Copy out every line in the entries below that includes "document".
== Material for the task
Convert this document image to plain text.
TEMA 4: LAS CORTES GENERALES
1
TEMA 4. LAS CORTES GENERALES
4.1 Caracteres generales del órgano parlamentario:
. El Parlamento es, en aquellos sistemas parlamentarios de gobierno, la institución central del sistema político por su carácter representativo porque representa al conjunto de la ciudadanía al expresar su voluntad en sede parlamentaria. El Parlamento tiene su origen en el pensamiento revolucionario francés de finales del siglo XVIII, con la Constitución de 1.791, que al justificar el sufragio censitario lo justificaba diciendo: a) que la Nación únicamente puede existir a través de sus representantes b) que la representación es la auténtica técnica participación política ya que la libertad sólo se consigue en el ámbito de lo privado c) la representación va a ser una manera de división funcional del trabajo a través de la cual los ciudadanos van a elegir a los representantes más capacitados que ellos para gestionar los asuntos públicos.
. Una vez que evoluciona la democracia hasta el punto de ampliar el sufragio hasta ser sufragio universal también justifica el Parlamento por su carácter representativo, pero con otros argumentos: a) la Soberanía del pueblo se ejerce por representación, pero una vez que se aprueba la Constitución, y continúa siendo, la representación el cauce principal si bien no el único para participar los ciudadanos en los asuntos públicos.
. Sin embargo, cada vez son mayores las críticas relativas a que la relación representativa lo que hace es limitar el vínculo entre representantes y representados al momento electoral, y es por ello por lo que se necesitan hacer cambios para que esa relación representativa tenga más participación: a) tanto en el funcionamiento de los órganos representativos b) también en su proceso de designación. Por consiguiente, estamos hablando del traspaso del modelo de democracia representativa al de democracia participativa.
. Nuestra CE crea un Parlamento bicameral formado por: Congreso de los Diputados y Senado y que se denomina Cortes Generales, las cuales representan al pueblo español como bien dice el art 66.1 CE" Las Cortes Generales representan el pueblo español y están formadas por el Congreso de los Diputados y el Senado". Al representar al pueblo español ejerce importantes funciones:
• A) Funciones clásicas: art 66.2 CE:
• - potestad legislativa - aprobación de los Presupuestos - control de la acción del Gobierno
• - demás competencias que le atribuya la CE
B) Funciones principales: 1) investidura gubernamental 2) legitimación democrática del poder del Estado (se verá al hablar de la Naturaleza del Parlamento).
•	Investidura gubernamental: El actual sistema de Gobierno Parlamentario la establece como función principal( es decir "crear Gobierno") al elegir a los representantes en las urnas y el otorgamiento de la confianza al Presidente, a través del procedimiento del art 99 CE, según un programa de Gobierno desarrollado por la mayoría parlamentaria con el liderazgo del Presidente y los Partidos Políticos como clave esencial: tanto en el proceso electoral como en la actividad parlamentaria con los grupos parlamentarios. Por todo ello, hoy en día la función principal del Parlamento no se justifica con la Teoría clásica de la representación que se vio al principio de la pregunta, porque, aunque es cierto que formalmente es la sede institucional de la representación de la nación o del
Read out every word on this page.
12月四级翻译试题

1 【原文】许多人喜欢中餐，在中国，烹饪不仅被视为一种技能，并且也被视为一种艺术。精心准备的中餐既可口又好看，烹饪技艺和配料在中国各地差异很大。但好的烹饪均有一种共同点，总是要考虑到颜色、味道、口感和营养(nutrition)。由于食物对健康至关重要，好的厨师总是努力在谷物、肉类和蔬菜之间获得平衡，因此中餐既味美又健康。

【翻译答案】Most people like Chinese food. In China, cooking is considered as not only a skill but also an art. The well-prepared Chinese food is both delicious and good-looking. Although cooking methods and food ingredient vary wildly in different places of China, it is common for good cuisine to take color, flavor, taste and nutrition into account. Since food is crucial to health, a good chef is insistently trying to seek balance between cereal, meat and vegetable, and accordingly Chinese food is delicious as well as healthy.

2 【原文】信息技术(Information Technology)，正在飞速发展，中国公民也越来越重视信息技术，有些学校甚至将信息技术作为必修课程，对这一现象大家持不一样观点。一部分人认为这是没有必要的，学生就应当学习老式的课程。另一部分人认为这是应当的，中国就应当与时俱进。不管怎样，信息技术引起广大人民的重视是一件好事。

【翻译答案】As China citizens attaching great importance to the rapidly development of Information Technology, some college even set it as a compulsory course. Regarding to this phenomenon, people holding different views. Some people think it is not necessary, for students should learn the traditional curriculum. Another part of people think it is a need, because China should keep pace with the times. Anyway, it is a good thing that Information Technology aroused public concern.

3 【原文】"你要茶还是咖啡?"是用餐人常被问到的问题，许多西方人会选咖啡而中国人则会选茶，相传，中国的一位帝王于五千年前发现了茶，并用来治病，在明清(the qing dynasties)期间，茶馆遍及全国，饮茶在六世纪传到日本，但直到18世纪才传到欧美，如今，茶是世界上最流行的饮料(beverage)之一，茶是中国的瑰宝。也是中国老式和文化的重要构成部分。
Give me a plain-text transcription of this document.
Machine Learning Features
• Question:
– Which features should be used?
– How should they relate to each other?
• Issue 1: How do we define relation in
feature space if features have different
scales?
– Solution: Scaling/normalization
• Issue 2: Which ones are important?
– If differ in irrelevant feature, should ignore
====
Written response:
Convert this document image to plain text.
Give me a plain-text transcription of this document.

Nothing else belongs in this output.